» WHAT IS REQUIRED
Copy each line that has the string "mukaan" somewhere in it.

>>>>

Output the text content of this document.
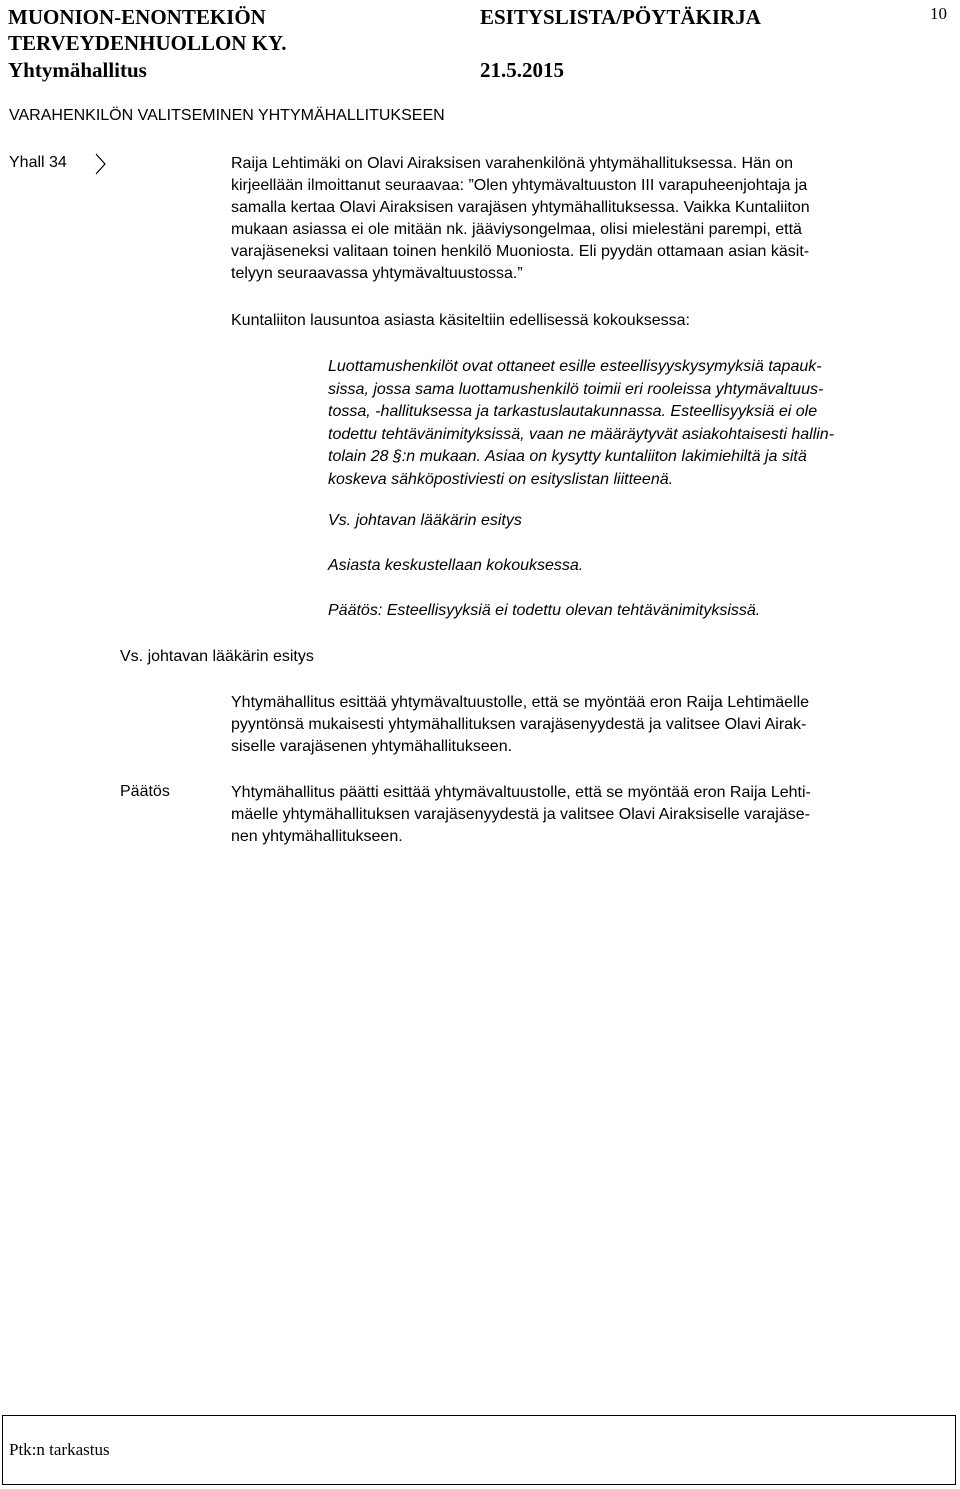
MUONION-ENONTEKIÖN
TERVEYDENHUOLLON KY.
Yhtymähallitus
ESITYSLISTA/PÖYTÄKIRJA
21.5.2015
10
VARAHENKILÖN VALITSEMINEN YHTYMÄHALLITUKSEEN
Yhall 34	Raija Lehtimäki on Olavi Airaksisen varahenkilönä yhtymähallituksessa. Hän on

kirjeellään ilmoittanut seuraavaa: ”Olen yhtymävaltuuston III varapuheenjohtaja ja

samalla kertaa Olavi Airaksisen varajäsen yhtymähallituksessa. Vaikka Kuntaliiton

mukaan asiassa ei ole mitään nk. jääviysongelmaa, olisi mielestäni parempi, että

varajäseneksi valitaan toinen henkilö Muoniosta. Eli pyydän ottamaan asian käsit-

telyyn seuraavassa yhtymävaltuustossa.”

Kuntaliiton lausuntoa asiasta käsiteltiin edellisessä kokouksessa:

Luottamushenkilöt ovat ottaneet esille esteellisyyskysymyksiä tapauk-

sissa, jossa sama luottamushenkilö toimii eri rooleissa yhtymävaltuus-

tossa, -hallituksessa ja tarkastuslautakunnassa. Esteellisyyksiä ei ole

todettu tehtävänimityksissä, vaan ne määräytyvät asiakohtaisesti hallin-

tolain 28 §:n mukaan. Asiaa on kysytty kuntaliiton lakimiehiltä ja sitä

koskeva sähköpostiviesti on esityslistan liitteenä.

Vs. johtavan lääkärin esitys
Asiasta keskustellaan kokouksessa.
Päätös: Esteellisyyksiä ei todettu olevan tehtävänimityksissä.
Vs. johtavan lääkärin esitys

Yhtymähallitus esittää yhtymävaltuustolle, että se myöntää eron Raija Lehtimäelle

pyyntönsä mukaisesti yhtymähallituksen varajäsenyydestä ja valitsee Olavi Airak-

siselle varajäsenen yhtymähallitukseen.

Päätös	Yhtymähallitus päätti esittää yhtymävaltuustolle, että se myöntää eron Raija Lehti-

mäelle yhtymähallituksen varajäsenyydestä ja valitsee Olavi Airaksiselle varajäse-

nen yhtymähallitukseen.

Ptk:n tarkastus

<<<<

» FINISHED TASK
mukaan asiassa ei ole mitään nk. jääviysongelmaa, olisi mielestäni parempi, että
tolain 28 §:n mukaan. Asiaa on kysytty kuntaliiton lakimiehiltä ja sitä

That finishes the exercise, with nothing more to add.